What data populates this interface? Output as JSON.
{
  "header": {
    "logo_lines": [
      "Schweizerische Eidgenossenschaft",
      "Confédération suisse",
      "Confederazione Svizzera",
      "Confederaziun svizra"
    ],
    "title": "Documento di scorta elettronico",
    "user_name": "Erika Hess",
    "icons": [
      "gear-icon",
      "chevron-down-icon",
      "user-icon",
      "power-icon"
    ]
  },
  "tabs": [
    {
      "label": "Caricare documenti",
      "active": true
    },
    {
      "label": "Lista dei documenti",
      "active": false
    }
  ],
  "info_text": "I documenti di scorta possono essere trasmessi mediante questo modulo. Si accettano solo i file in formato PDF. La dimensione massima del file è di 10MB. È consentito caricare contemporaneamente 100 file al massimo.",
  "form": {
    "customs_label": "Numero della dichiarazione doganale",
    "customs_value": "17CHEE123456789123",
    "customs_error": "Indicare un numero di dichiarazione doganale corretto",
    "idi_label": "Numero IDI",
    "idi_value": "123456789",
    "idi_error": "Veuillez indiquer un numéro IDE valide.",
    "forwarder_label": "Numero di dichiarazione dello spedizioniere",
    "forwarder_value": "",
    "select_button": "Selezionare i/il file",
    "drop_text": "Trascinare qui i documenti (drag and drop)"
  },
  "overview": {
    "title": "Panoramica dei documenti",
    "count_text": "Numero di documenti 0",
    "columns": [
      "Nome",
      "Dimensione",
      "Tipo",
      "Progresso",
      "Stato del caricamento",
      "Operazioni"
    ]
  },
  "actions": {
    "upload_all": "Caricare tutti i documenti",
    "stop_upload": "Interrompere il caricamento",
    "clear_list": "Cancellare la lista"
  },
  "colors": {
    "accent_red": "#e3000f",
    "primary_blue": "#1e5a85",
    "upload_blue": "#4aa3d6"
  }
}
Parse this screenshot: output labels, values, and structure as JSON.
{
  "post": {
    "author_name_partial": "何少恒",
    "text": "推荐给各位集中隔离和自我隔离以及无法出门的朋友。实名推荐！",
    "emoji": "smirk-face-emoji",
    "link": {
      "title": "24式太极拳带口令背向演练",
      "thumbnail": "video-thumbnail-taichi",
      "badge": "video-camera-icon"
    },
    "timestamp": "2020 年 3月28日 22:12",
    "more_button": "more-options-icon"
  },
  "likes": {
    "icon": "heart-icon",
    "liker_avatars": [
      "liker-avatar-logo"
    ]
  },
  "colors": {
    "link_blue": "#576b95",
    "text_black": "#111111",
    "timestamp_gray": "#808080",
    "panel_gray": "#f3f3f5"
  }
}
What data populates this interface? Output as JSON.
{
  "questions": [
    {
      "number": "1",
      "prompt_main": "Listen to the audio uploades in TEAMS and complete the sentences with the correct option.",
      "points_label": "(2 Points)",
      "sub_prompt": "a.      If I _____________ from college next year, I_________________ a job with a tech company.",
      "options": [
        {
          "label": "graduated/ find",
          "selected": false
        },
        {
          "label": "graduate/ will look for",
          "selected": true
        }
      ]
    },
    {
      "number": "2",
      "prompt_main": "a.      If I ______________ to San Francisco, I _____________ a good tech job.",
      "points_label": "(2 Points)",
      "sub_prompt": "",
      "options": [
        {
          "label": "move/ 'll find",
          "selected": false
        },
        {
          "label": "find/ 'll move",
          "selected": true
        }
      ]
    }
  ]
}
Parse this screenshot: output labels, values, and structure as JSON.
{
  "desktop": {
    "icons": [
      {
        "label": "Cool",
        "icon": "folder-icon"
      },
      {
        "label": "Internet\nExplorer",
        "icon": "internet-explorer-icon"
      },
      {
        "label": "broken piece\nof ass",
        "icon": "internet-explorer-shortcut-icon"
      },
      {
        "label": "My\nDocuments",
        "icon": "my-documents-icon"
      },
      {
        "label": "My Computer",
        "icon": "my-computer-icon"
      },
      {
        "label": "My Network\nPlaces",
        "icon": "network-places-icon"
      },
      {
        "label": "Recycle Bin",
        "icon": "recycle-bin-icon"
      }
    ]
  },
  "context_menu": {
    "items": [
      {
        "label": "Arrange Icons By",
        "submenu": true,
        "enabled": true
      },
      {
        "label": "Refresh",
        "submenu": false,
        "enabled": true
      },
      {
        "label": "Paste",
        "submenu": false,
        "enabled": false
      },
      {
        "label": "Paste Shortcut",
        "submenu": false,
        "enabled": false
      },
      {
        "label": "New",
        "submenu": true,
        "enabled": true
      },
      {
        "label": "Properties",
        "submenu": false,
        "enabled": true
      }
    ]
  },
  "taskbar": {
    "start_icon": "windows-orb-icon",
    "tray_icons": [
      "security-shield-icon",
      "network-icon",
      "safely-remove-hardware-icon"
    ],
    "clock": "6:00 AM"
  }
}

> Exercise objective: Scan the data for the word "dichiarazione" and copy every line where it shows up.

> Result:
    "customs_label": "Numero della dichiarazione doganale",
    "customs_error": "Indicare un numero di dichiarazione doganale corretto",
    "forwarder_label": "Numero di dichiarazione dello spedizioniere",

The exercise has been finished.